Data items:
+ + + +
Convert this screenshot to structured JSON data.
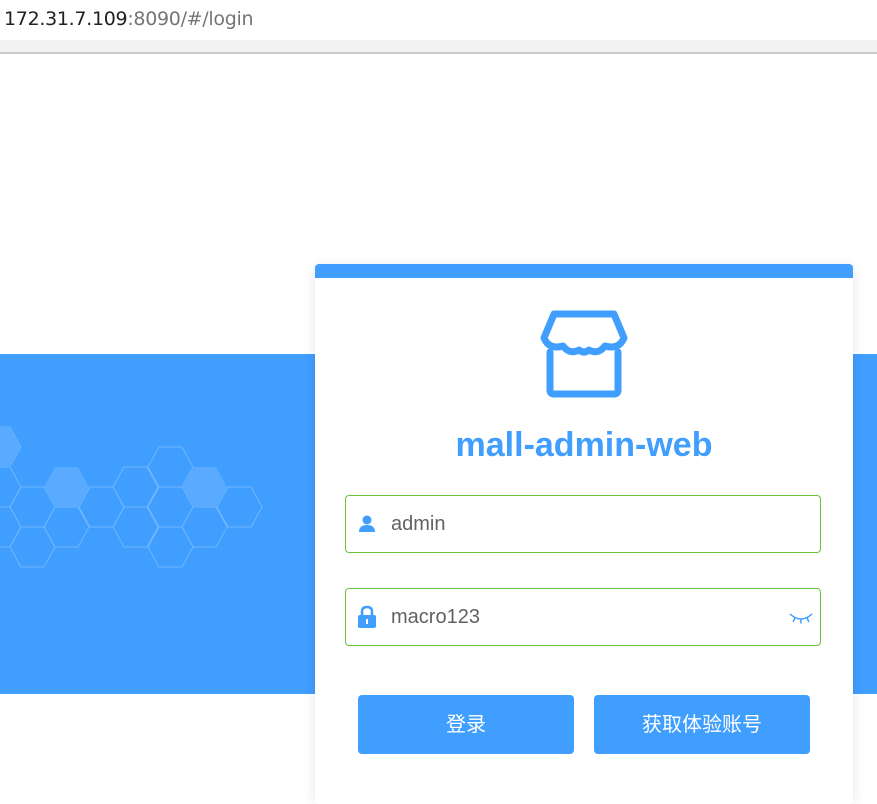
{
  "browser": {
    "url_host": "172.31.7.109",
    "url_rest": ":8090/#/login"
  },
  "login": {
    "title": "mall-admin-web",
    "username": {
      "value": "admin",
      "icon": "user-icon"
    },
    "password": {
      "value": "macro123",
      "icon": "lock-icon",
      "toggle_icon": "eye-closed-icon"
    },
    "login_button": "登录",
    "trial_button": "获取体验账号",
    "logo_icon": "storefront-icon"
  },
  "colors": {
    "primary": "#409eff",
    "valid_border": "#67c23a"
  }
}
+ + + +
Pictures are to be left out; all else in the entries above is to be quoted exactly.

Convert this screenshot to structured JSON data.
{
  "browser": {
    "url_host": "172.31.7.109",
    "url_rest": ":8090/#/login"
  },
  "login": {
    "title": "mall-admin-web",
    "username": {
      "value": "admin",
      "icon": "user-icon"
    },
    "password": {
      "value": "macro123",
      "icon": "lock-icon",
      "toggle_icon": "eye-closed-icon"
    },
    "login_button": "登录",
    "trial_button": "获取体验账号",
    "logo_icon": "storefront-icon"
  },
  "colors": {
    "primary": "#409eff",
    "valid_border": "#67c23a"
  }
}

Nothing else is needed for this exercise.